### Task goal
Copy the records below exactly, omitting any pictures they contain.

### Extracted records
◇ ◇ ◇ ◇ ◇ ◇ ◇
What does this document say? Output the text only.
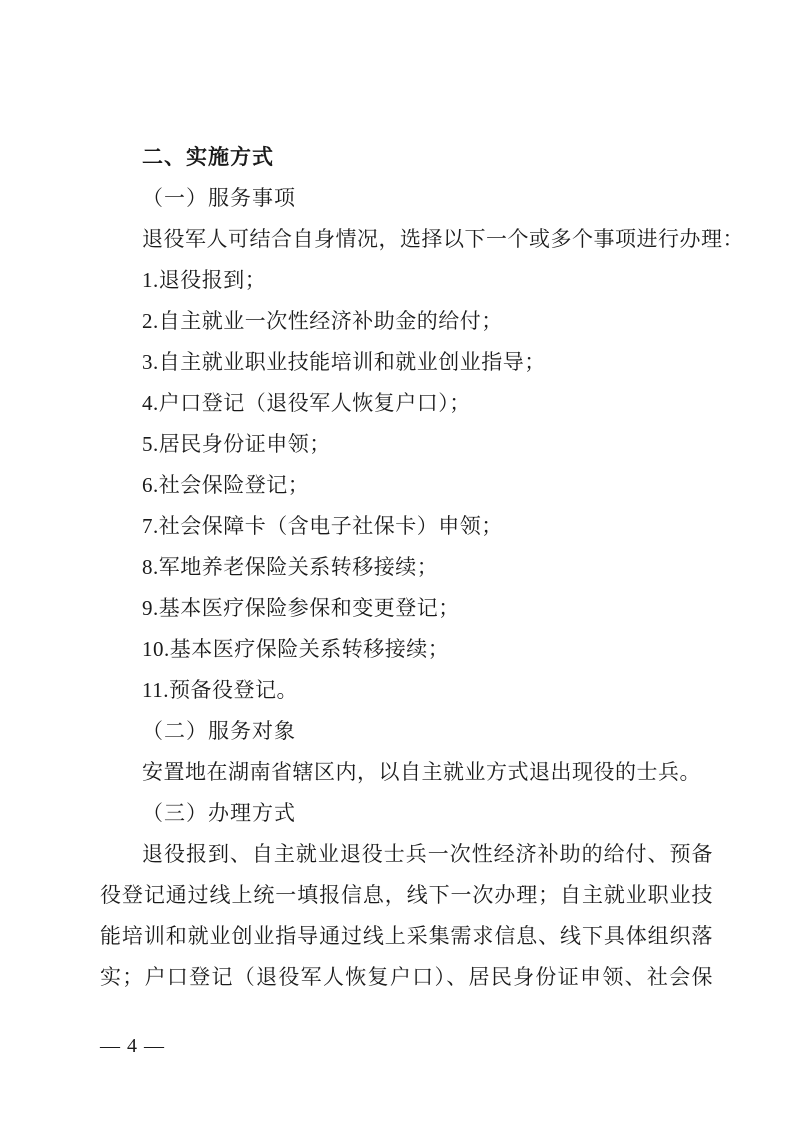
二、实施方式
（一）服务事项
退役军人可结合自身情况，选择以下一个或多个事项进行办理：
1.退役报到；
2.自主就业一次性经济补助金的给付；
3.自主就业职业技能培训和就业创业指导；
4.户口登记（退役军人恢复户口）；
5.居民身份证申领；
6.社会保险登记；
7.社会保障卡（含电子社保卡）申领；
8.军地养老保险关系转移接续；
9.基本医疗保险参保和变更登记；
10.基本医疗保险关系转移接续；
11.预备役登记。
（二）服务对象
安置地在湖南省辖区内，以自主就业方式退出现役的士兵。
（三）办理方式
退役报到、自主就业退役士兵一次性经济补助的给付、预备
役登记通过线上统一填报信息，线下一次办理；自主就业职业技
能培训和就业创业指导通过线上采集需求信息、线下具体组织落
实；户口登记（退役军人恢复户口）、居民身份证申领、社会保
— 4 —
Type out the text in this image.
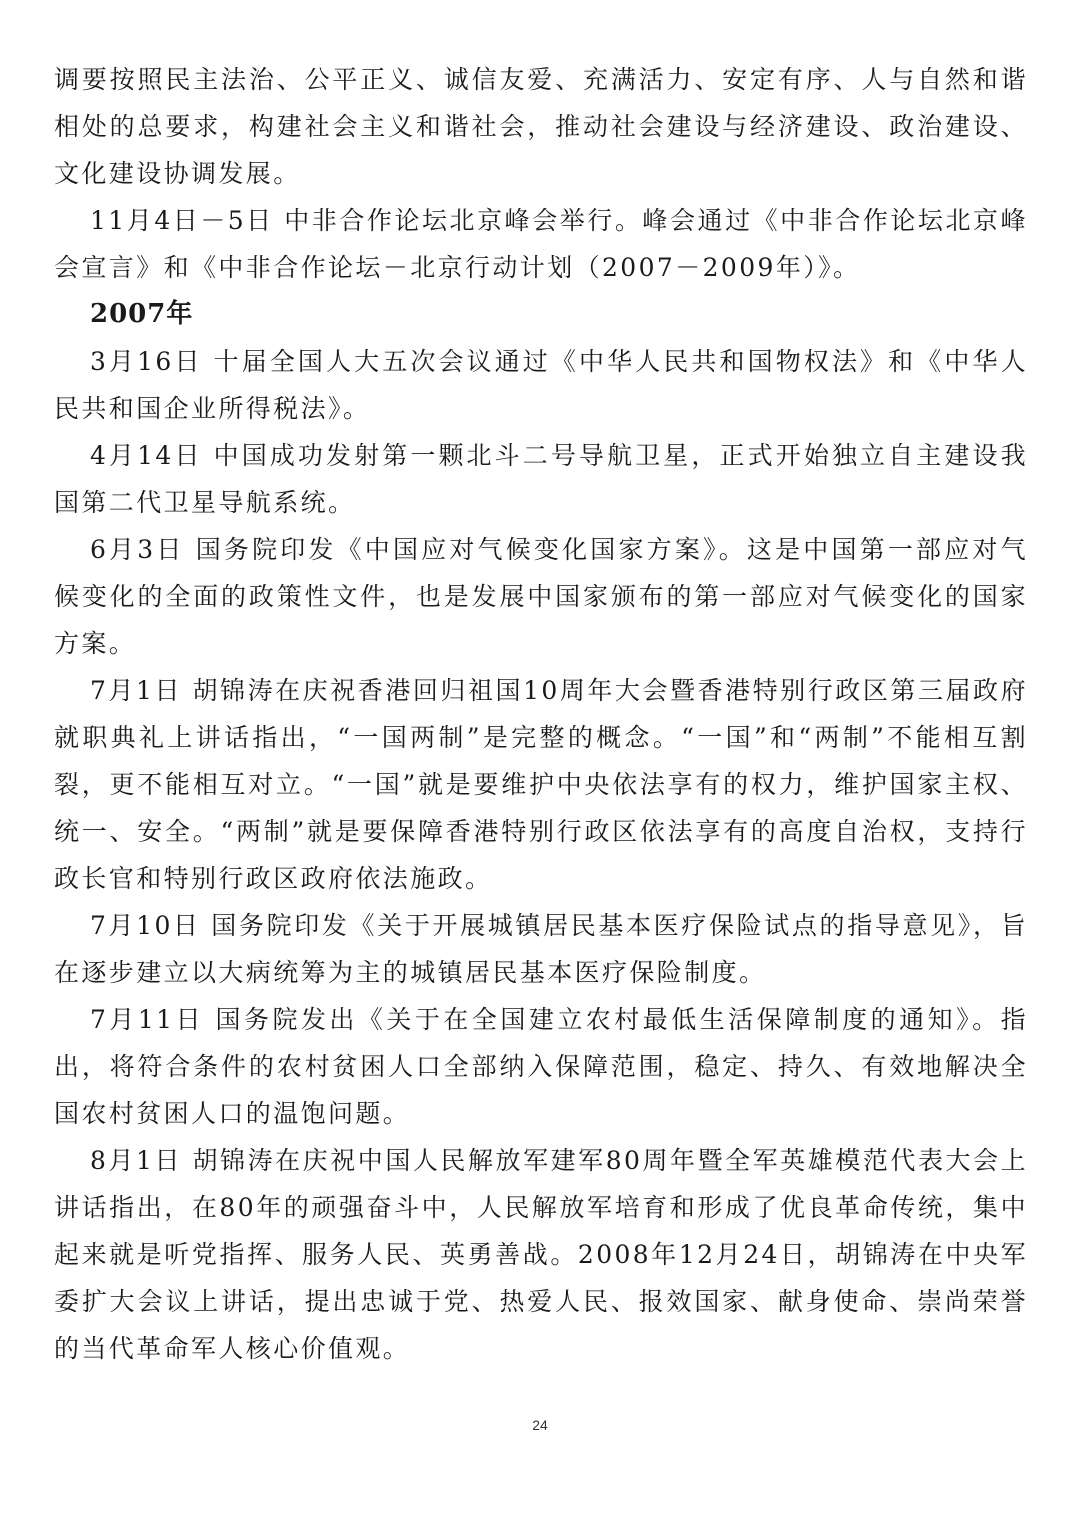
调要按照民主法治、公平正义、诚信友爱、充满活力、安定有序、人与自然和谐相处的总要求，构建社会主义和谐社会，推动社会建设与经济建设、政治建设、文化建设协调发展。

11月4日－5日 中非合作论坛北京峰会举行。峰会通过《中非合作论坛北京峰会宣言》和《中非合作论坛－北京行动计划（2007－2009年）》。

2007年

3月16日 十届全国人大五次会议通过《中华人民共和国物权法》和《中华人民共和国企业所得税法》。

4月14日 中国成功发射第一颗北斗二号导航卫星，正式开始独立自主建设我国第二代卫星导航系统。

6月3日 国务院印发《中国应对气候变化国家方案》。这是中国第一部应对气候变化的全面的政策性文件，也是发展中国家颁布的第一部应对气候变化的国家方案。

7月1日 胡锦涛在庆祝香港回归祖国10周年大会暨香港特别行政区第三届政府就职典礼上讲话指出，“一国两制”是完整的概念。“一国”和“两制”不能相互割裂，更不能相互对立。“一国”就是要维护中央依法享有的权力，维护国家主权、统一、安全。“两制”就是要保障香港特别行政区依法享有的高度自治权，支持行政长官和特别行政区政府依法施政。

7月10日 国务院印发《关于开展城镇居民基本医疗保险试点的指导意见》，旨在逐步建立以大病统筹为主的城镇居民基本医疗保险制度。

7月11日 国务院发出《关于在全国建立农村最低生活保障制度的通知》。指出，将符合条件的农村贫困人口全部纳入保障范围，稳定、持久、有效地解决全国农村贫困人口的温饱问题。

8月1日 胡锦涛在庆祝中国人民解放军建军80周年暨全军英雄模范代表大会上讲话指出，在80年的顽强奋斗中，人民解放军培育和形成了优良革命传统，集中起来就是听党指挥、服务人民、英勇善战。2008年12月24日，胡锦涛在中央军委扩大会议上讲话，提出忠诚于党、热爱人民、报效国家、献身使命、崇尚荣誉的当代革命军人核心价值观。

24
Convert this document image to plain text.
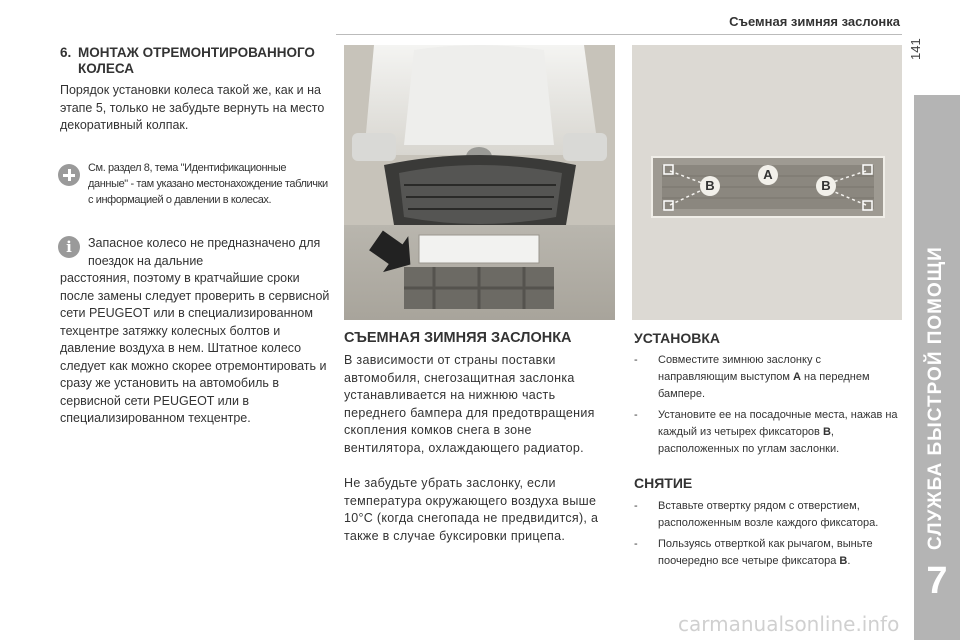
Съемная зимняя заслонка
141
СЛУЖБА БЫСТРОЙ ПОМОЩИ
7
6. МОНТАЖ ОТРЕМОНТИРОВАННОГО КОЛЕСА
Порядок установки колеса такой же, как и на этапе 5, только не забудьте вернуть на место декоративный колпак.
См. раздел 8, тема "Идентификационные данные" - там указано местонахождение таблички с информацией о давлении в колесах.
i	Запасное колесо не предназначено для поездок на дальние
расстояния, поэтому в кратчайшие сроки после замены следует проверить в сервисной сети PEUGEOT или в специализированном техцентре затяжку колесных болтов и давление воздуха в нем. Штатное колесо следует как можно скорее отремонтировать и сразу же установить на автомобиль в сервисной сети PEUGEOT или в специализированном техцентре.
B
A
B
СЪЕМНАЯ ЗИМНЯЯ ЗАСЛОНКА
В зависимости от страны поставки автомобиля, снегозащитная заслонка устанавливается на нижнюю часть переднего бампера для предотвращения скопления комков снега в зоне вентилятора, охлаждающего радиатор.
Не забудьте убрать заслонку, если температура окружающего воздуха выше 10°C (когда снегопада не предвидится), а также в случае буксировки прицепа.
УСТАНОВКА
- Совместите зимнюю заслонку с направляющим выступом A на переднем бампере.
- Установите ее на посадочные места, нажав на каждый из четырех фиксаторов B, расположенных по углам заслонки.
СНЯТИЕ
- Вставьте отвертку рядом с отверстием, расположенным возле каждого фиксатора.
- Пользуясь отверткой как рычагом, выньте поочередно все четыре фиксатора B.
carmanualsonline.info
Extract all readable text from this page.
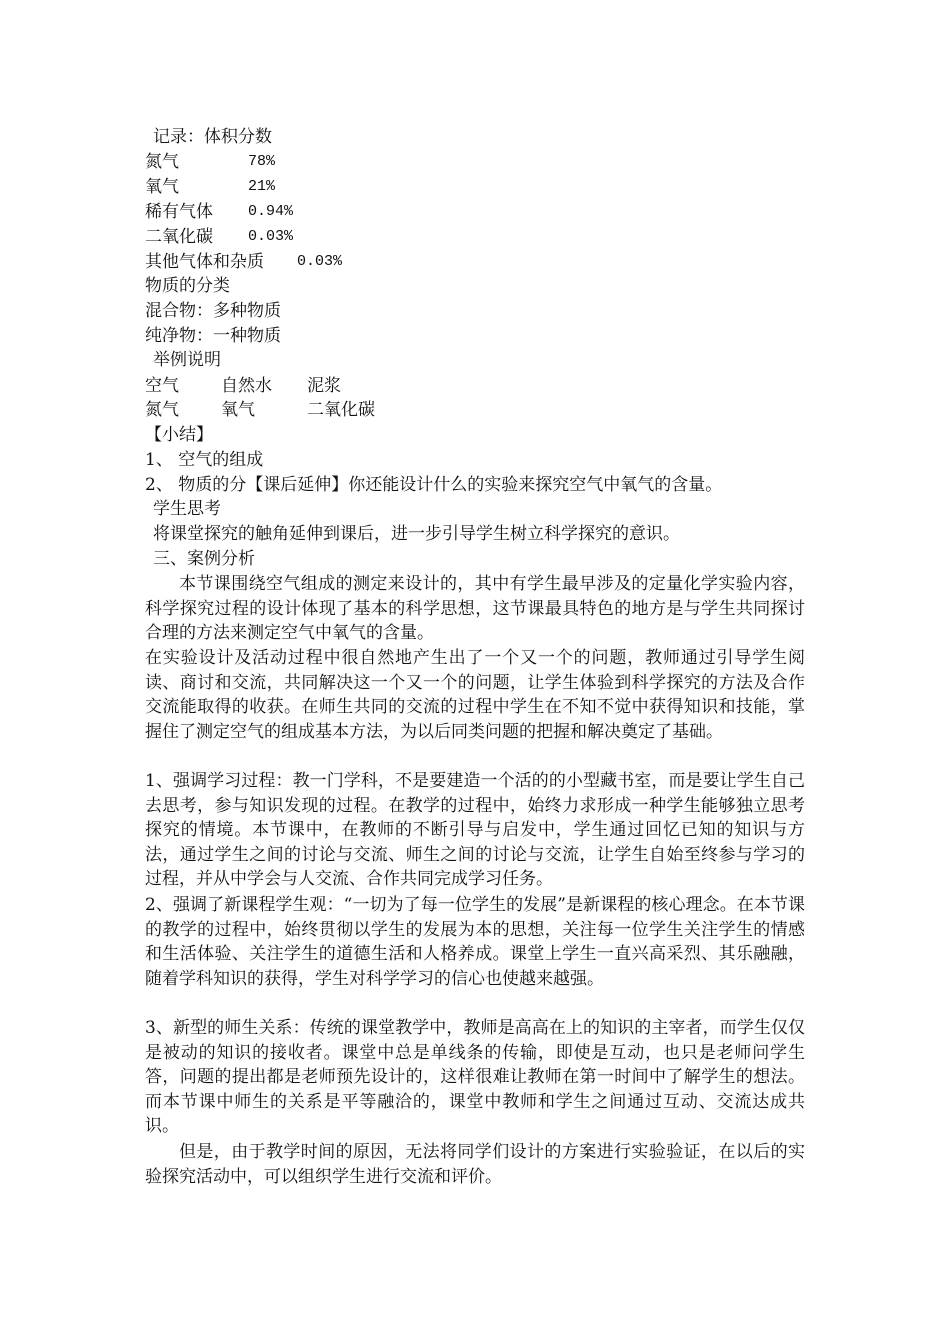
记录：体积分数
氮气	78%
氧气	21%
稀有气体 0.94%
二氧化碳 0.03%
其他气体和杂质 0.03%
物质的分类
混合物：多种物质
纯净物：一种物质
举例说明
空气 自然水 泥浆
氮气 氧气	二氧化碳
【小结】
1、 空气的组成
2、 物质的分【课后延伸】你还能设计什么的实验来探究空气中氧气的含量。
学生思考
将课堂探究的触角延伸到课后，进一步引导学生树立科学探究的意识。
三、案例分析

本节课围绕空气组成的测定来设计的，其中有学生最早涉及的定量化学实验内容，科学探究过程的设计体现了基本的科学思想，这节课最具特色的地方是与学生共同探讨合理的方法来测定空气中氧气的含量。

在实验设计及活动过程中很自然地产生出了一个又一个的问题，教师通过引导学生阅读、商讨和交流，共同解决这一个又一个的问题，让学生体验到科学探究的方法及合作交流能取得的收获。在师生共同的交流的过程中学生在不知不觉中获得知识和技能，掌握住了测定空气的组成基本方法，为以后同类问题的把握和解决奠定了基础。

1、强调学习过程：教一门学科，不是要建造一个活的的小型藏书室，而是要让学生自己去思考，参与知识发现的过程。在教学的过程中，始终力求形成一种学生能够独立思考探究的情境。本节课中，在教师的不断引导与启发中，学生通过回忆已知的知识与方法，通过学生之间的讨论与交流、师生之间的讨论与交流，让学生自始至终参与学习的过程，并从中学会与人交流、合作共同完成学习任务。

2、强调了新课程学生观：“一切为了每一位学生的发展”是新课程的核心理念。在本节课的教学的过程中，始终贯彻以学生的发展为本的思想，关注每一位学生关注学生的情感和生活体验、关注学生的道德生活和人格养成。课堂上学生一直兴高采烈、其乐融融，随着学科知识的获得，学生对科学学习的信心也使越来越强。

3、新型的师生关系：传统的课堂教学中，教师是高高在上的知识的主宰者，而学生仅仅是被动的知识的接收者。课堂中总是单线条的传输，即使是互动，也只是老师问学生答，问题的提出都是老师预先设计的，这样很难让教师在第一时间中了解学生的想法。而本节课中师生的关系是平等融洽的，课堂中教师和学生之间通过互动、交流达成共识。

但是，由于教学时间的原因，无法将同学们设计的方案进行实验验证，在以后的实验探究活动中，可以组织学生进行交流和评价。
◇ ◇ ◇ ◇ ◇ ◇ ◇
### Exercise output
What does this document say? Output the text only.
二、实施方式
（一）服务事项
退役军人可结合自身情况，选择以下一个或多个事项进行办理：
1.退役报到；
2.自主就业一次性经济补助金的给付；
3.自主就业职业技能培训和就业创业指导；
4.户口登记（退役军人恢复户口）；
5.居民身份证申领；
6.社会保险登记；
7.社会保障卡（含电子社保卡）申领；
8.军地养老保险关系转移接续；
9.基本医疗保险参保和变更登记；
10.基本医疗保险关系转移接续；
11.预备役登记。
（二）服务对象
安置地在湖南省辖区内，以自主就业方式退出现役的士兵。
（三）办理方式
退役报到、自主就业退役士兵一次性经济补助的给付、预备
役登记通过线上统一填报信息，线下一次办理；自主就业职业技
能培训和就业创业指导通过线上采集需求信息、线下具体组织落
实；户口登记（退役军人恢复户口）、居民身份证申领、社会保
— 4 —
Type out the text in this image.
调要按照民主法治、公平正义、诚信友爱、充满活力、安定有序、人与自然和谐相处的总要求，构建社会主义和谐社会，推动社会建设与经济建设、政治建设、文化建设协调发展。

11月4日－5日 中非合作论坛北京峰会举行。峰会通过《中非合作论坛北京峰会宣言》和《中非合作论坛－北京行动计划（2007－2009年）》。

2007年

3月16日 十届全国人大五次会议通过《中华人民共和国物权法》和《中华人民共和国企业所得税法》。

4月14日 中国成功发射第一颗北斗二号导航卫星，正式开始独立自主建设我国第二代卫星导航系统。

6月3日 国务院印发《中国应对气候变化国家方案》。这是中国第一部应对气候变化的全面的政策性文件，也是发展中国家颁布的第一部应对气候变化的国家方案。

7月1日 胡锦涛在庆祝香港回归祖国10周年大会暨香港特别行政区第三届政府就职典礼上讲话指出，“一国两制”是完整的概念。“一国”和“两制”不能相互割裂，更不能相互对立。“一国”就是要维护中央依法享有的权力，维护国家主权、统一、安全。“两制”就是要保障香港特别行政区依法享有的高度自治权，支持行政长官和特别行政区政府依法施政。

7月10日 国务院印发《关于开展城镇居民基本医疗保险试点的指导意见》，旨在逐步建立以大病统筹为主的城镇居民基本医疗保险制度。

7月11日 国务院发出《关于在全国建立农村最低生活保障制度的通知》。指出，将符合条件的农村贫困人口全部纳入保障范围，稳定、持久、有效地解决全国农村贫困人口的温饱问题。

8月1日 胡锦涛在庆祝中国人民解放军建军80周年暨全军英雄模范代表大会上讲话指出，在80年的顽强奋斗中，人民解放军培育和形成了优良革命传统，集中起来就是听党指挥、服务人民、英勇善战。2008年12月24日，胡锦涛在中央军委扩大会议上讲话，提出忠诚于党、热爱人民、报效国家、献身使命、崇尚荣誉的当代革命军人核心价值观。

24
Convert this document image to plain text.
Съемная зимняя заслонка
141
СЛУЖБА БЫСТРОЙ ПОМОЩИ
7
6. МОНТАЖ ОТРЕМОНТИРОВАННОГО КОЛЕСА
Порядок установки колеса такой же, как и на этапе 5, только не забудьте вернуть на место декоративный колпак.
См. раздел 8, тема "Идентификационные данные" - там указано местонахождение таблички с информацией о давлении в колесах.
i	Запасное колесо не предназначено для поездок на дальние
расстояния, поэтому в кратчайшие сроки после замены следует проверить в сервисной сети PEUGEOT или в специализированном техцентре затяжку колесных болтов и давление воздуха в нем. Штатное колесо следует как можно скорее отремонтировать и сразу же установить на автомобиль в сервисной сети PEUGEOT или в специализированном техцентре.
B
A
B
СЪЕМНАЯ ЗИМНЯЯ ЗАСЛОНКА
В зависимости от страны поставки автомобиля, снегозащитная заслонка устанавливается на нижнюю часть переднего бампера для предотвращения скопления комков снега в зоне вентилятора, охлаждающего радиатор.
Не забудьте убрать заслонку, если температура окружающего воздуха выше 10°C (когда снегопада не предвидится), а также в случае буксировки прицепа.
УСТАНОВКА
- Совместите зимнюю заслонку с направляющим выступом A на переднем бампере.
- Установите ее на посадочные места, нажав на каждый из четырех фиксаторов B, расположенных по углам заслонки.
СНЯТИЕ
- Вставьте отвертку рядом с отверстием, расположенным возле каждого фиксатора.
- Пользуясь отверткой как рычагом, выньте поочередно все четыре фиксатора B.
carmanualsonline.info
Extract all readable text from this page.
记录：体积分数
氮气	78%
氧气	21%
稀有气体 0.94%
二氧化碳 0.03%
其他气体和杂质 0.03%
物质的分类
混合物：多种物质
纯净物：一种物质
举例说明
空气 自然水 泥浆
氮气 氧气	二氧化碳
【小结】
1、 空气的组成
2、 物质的分【课后延伸】你还能设计什么的实验来探究空气中氧气的含量。
学生思考
将课堂探究的触角延伸到课后，进一步引导学生树立科学探究的意识。
三、案例分析

本节课围绕空气组成的测定来设计的，其中有学生最早涉及的定量化学实验内容，科学探究过程的设计体现了基本的科学思想，这节课最具特色的地方是与学生共同探讨合理的方法来测定空气中氧气的含量。

在实验设计及活动过程中很自然地产生出了一个又一个的问题，教师通过引导学生阅读、商讨和交流，共同解决这一个又一个的问题，让学生体验到科学探究的方法及合作交流能取得的收获。在师生共同的交流的过程中学生在不知不觉中获得知识和技能，掌握住了测定空气的组成基本方法，为以后同类问题的把握和解决奠定了基础。

1、强调学习过程：教一门学科，不是要建造一个活的的小型藏书室，而是要让学生自己去思考，参与知识发现的过程。在教学的过程中，始终力求形成一种学生能够独立思考探究的情境。本节课中，在教师的不断引导与启发中，学生通过回忆已知的知识与方法，通过学生之间的讨论与交流、师生之间的讨论与交流，让学生自始至终参与学习的过程，并从中学会与人交流、合作共同完成学习任务。

2、强调了新课程学生观：“一切为了每一位学生的发展”是新课程的核心理念。在本节课的教学的过程中，始终贯彻以学生的发展为本的思想，关注每一位学生关注学生的情感和生活体验、关注学生的道德生活和人格养成。课堂上学生一直兴高采烈、其乐融融，随着学科知识的获得，学生对科学学习的信心也使越来越强。

3、新型的师生关系：传统的课堂教学中，教师是高高在上的知识的主宰者，而学生仅仅是被动的知识的接收者。课堂中总是单线条的传输，即使是互动，也只是老师问学生答，问题的提出都是老师预先设计的，这样很难让教师在第一时间中了解学生的想法。而本节课中师生的关系是平等融洽的，课堂中教师和学生之间通过互动、交流达成共识。

但是，由于教学时间的原因，无法将同学们设计的方案进行实验验证，在以后的实验探究活动中，可以组织学生进行交流和评价。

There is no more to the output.